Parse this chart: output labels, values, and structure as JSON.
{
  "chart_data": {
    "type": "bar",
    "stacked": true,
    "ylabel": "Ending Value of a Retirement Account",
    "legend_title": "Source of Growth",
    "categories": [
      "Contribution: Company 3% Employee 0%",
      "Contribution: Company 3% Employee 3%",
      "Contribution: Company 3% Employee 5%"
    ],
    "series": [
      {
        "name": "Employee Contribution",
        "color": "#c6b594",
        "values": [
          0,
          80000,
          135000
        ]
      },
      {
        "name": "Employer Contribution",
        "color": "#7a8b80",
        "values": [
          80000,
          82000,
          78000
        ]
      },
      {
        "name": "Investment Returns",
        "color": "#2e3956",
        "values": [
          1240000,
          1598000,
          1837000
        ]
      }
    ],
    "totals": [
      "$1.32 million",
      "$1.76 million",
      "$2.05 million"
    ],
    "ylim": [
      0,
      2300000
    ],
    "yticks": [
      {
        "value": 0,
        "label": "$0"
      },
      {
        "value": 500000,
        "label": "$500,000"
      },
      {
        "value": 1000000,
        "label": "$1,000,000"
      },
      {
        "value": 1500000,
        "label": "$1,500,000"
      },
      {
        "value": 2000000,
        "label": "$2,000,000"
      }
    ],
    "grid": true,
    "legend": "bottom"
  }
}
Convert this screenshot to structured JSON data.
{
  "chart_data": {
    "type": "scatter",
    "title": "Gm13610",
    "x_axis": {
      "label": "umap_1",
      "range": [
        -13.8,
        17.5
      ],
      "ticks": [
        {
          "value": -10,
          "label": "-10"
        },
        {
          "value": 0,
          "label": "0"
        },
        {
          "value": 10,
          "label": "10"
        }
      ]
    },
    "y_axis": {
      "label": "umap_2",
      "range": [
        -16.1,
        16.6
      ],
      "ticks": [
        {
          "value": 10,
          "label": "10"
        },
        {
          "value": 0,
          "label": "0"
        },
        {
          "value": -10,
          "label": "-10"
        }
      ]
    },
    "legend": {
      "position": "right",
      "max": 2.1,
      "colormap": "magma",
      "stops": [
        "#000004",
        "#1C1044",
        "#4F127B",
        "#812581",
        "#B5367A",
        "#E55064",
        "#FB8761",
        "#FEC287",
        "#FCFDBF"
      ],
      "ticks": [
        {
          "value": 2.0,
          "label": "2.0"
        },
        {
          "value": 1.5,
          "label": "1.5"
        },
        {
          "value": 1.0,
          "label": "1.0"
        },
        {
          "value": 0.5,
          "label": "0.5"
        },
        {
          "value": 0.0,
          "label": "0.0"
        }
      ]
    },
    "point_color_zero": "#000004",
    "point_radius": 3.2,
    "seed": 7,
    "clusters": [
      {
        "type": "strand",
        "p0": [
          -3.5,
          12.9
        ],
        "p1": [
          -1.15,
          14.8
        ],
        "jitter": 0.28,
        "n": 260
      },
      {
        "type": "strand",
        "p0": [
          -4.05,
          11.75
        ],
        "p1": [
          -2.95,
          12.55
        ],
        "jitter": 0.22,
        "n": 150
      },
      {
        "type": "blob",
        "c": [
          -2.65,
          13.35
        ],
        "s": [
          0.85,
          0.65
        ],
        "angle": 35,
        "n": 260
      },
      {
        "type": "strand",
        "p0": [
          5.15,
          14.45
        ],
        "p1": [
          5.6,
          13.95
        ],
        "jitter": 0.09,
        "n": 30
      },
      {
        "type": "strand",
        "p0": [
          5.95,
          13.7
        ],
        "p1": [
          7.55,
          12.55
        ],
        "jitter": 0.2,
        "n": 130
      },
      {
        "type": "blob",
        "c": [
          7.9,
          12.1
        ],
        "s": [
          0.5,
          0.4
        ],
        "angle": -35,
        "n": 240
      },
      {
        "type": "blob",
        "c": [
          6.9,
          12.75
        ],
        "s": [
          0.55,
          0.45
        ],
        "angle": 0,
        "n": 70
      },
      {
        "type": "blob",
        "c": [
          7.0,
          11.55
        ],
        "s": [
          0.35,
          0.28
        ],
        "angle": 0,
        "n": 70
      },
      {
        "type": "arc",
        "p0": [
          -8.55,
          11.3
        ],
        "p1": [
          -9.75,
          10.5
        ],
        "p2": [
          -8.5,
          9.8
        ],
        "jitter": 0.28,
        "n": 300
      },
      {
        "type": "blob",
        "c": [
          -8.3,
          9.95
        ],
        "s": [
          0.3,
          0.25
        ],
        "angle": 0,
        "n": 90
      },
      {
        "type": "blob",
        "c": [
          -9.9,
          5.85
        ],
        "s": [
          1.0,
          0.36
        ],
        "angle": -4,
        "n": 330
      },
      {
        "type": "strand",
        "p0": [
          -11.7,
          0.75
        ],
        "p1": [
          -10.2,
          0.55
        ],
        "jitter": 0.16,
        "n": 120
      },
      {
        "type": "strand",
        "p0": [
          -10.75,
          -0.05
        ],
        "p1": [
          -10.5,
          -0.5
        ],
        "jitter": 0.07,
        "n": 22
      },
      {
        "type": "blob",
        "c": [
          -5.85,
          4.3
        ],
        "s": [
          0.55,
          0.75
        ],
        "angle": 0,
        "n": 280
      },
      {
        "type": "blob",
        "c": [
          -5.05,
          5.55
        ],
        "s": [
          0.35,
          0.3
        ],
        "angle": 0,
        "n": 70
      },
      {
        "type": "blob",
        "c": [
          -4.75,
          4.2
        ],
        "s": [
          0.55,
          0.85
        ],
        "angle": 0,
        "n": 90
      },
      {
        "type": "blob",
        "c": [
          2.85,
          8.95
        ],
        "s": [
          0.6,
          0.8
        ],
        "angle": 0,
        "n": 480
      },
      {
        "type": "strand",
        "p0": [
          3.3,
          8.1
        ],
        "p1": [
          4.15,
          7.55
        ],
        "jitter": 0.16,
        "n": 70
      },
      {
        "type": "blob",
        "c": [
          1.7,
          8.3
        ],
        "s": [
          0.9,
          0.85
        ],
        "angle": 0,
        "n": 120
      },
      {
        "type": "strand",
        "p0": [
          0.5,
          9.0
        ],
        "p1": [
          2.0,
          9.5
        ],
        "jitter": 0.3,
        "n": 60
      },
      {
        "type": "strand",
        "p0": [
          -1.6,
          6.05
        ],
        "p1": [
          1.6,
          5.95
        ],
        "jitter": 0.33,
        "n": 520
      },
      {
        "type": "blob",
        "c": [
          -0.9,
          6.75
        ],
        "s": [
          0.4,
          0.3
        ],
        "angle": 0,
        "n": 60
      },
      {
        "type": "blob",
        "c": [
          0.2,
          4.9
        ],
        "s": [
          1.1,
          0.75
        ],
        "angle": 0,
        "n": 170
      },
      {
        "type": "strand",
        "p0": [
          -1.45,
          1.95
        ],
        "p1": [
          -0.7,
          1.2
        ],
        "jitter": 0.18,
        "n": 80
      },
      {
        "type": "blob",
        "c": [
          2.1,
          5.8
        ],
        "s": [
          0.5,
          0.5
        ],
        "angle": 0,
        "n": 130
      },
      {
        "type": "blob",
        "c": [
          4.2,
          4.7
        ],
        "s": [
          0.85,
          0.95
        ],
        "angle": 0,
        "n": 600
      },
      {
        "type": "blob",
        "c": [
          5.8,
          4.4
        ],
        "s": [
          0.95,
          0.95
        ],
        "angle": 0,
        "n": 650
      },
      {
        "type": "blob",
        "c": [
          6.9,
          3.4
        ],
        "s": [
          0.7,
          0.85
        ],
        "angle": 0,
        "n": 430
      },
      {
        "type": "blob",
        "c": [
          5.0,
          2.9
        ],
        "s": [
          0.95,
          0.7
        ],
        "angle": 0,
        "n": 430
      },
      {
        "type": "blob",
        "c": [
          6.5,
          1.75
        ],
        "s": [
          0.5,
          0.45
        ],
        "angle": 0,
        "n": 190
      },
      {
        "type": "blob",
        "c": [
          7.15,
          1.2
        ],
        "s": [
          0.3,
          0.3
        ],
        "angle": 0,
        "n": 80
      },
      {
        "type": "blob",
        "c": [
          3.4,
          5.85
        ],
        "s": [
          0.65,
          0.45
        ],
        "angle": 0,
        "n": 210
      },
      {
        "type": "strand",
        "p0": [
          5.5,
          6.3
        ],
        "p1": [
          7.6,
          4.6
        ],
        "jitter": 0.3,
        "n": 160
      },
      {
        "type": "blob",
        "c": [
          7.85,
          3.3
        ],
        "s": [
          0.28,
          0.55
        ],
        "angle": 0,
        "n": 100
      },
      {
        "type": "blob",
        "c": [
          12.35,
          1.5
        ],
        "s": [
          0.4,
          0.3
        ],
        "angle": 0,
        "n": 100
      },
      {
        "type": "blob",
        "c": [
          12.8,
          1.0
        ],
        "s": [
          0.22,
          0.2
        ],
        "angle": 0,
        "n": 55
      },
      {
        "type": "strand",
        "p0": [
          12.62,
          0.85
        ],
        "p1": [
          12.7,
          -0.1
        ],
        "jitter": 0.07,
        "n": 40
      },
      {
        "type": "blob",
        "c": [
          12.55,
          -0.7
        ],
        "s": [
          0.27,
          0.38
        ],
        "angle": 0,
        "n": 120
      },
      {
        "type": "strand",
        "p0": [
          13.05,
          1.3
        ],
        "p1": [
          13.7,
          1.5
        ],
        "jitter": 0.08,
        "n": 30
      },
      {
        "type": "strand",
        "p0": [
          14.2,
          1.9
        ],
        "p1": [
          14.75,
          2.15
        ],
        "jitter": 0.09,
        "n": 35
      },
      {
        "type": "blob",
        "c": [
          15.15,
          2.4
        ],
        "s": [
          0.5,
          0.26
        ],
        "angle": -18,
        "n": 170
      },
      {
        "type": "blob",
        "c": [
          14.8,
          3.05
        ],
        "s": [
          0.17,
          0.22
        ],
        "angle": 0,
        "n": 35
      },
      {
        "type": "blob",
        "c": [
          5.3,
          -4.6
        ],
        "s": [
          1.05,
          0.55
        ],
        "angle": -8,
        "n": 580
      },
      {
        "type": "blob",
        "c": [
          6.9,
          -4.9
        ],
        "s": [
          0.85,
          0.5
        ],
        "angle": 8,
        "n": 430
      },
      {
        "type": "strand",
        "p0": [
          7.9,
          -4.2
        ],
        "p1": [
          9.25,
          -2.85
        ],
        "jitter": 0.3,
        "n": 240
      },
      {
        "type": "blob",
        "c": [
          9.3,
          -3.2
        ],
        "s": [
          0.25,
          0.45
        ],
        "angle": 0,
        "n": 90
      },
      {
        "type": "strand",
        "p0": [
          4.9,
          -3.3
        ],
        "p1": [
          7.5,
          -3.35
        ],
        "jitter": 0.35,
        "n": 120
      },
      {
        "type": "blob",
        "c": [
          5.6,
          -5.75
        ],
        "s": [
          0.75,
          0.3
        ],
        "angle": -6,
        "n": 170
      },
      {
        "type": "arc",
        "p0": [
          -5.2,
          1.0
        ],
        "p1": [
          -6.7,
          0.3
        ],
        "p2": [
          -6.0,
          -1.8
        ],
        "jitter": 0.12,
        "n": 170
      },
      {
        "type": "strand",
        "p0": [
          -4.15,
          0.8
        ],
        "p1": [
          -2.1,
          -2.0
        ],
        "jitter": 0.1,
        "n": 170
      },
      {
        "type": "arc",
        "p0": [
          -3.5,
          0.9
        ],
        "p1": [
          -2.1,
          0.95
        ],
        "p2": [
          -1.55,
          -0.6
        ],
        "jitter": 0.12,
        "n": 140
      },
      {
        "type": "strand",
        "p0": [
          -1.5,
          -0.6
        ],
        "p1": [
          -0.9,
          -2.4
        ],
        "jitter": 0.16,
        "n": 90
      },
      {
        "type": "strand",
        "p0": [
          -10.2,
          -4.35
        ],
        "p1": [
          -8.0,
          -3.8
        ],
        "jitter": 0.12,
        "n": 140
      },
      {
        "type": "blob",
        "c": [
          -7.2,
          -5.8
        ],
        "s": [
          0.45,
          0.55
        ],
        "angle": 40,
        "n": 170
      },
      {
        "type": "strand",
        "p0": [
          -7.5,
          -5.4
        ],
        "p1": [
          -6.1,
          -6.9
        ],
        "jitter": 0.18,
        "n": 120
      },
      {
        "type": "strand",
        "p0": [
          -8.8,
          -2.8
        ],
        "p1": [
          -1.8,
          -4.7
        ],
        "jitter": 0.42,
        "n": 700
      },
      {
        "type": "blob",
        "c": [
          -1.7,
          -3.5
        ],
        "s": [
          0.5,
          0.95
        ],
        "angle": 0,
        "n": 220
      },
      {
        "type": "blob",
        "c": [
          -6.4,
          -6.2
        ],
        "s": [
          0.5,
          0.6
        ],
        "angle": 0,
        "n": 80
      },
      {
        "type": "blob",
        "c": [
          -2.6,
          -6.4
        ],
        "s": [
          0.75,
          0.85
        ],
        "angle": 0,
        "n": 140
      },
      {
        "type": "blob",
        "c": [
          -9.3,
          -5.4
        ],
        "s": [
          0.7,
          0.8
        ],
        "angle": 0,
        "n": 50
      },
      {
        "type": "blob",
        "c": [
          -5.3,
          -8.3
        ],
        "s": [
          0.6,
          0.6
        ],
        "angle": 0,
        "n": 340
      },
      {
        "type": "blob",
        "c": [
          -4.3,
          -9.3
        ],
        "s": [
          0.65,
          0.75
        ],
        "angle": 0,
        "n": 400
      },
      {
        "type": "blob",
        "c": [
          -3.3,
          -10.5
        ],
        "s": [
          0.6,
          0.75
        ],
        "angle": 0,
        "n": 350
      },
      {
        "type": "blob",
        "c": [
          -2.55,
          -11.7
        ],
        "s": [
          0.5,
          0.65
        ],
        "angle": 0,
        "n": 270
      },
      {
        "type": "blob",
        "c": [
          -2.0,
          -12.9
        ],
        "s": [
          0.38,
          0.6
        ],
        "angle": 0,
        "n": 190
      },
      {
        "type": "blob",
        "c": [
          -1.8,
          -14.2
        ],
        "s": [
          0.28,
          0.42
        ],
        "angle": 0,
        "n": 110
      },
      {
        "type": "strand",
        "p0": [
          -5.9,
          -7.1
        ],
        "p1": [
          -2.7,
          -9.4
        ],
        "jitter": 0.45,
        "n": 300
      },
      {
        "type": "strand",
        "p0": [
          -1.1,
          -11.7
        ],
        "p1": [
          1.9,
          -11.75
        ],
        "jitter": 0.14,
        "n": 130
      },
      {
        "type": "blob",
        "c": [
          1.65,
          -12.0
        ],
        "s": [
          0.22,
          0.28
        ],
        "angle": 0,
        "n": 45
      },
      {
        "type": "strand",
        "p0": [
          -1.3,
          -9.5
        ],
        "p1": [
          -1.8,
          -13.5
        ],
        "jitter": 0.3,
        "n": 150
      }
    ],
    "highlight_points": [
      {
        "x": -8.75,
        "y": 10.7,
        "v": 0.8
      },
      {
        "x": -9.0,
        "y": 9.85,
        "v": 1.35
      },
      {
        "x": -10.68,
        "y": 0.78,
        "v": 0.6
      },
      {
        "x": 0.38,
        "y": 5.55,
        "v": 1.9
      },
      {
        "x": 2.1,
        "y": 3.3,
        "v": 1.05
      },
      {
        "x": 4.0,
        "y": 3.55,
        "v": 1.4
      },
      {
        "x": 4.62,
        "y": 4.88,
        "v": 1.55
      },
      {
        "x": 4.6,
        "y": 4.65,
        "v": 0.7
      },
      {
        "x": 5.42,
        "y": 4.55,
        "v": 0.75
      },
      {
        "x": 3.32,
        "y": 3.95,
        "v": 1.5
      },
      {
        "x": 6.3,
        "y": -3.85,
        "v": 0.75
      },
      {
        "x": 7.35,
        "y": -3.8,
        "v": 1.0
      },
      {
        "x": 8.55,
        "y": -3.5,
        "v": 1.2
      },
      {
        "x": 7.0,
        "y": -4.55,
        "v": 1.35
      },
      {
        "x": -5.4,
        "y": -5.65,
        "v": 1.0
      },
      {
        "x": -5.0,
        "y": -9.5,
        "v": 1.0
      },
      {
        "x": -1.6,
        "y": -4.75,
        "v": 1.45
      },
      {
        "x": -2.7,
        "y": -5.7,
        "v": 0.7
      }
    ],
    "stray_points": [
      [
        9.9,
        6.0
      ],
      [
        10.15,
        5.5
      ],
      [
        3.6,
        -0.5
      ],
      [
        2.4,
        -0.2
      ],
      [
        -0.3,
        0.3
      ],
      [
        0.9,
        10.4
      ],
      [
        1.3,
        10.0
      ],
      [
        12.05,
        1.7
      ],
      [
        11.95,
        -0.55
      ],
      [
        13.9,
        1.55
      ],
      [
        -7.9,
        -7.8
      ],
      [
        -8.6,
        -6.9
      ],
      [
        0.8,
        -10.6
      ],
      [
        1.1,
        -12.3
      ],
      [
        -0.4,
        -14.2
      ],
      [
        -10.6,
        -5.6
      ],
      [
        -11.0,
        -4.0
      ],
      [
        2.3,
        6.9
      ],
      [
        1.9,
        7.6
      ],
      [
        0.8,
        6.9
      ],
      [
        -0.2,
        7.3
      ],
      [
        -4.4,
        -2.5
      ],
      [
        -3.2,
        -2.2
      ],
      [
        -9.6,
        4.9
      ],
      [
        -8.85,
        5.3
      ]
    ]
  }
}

• • •

### WORK TO BE COMPLETED
Report each line in the preceding entries that holds the string "this".

### REPLY TO THE TASK
Parse this chart: output labels, values, and structure as JSON.
Convert this screenshot to structured JSON data.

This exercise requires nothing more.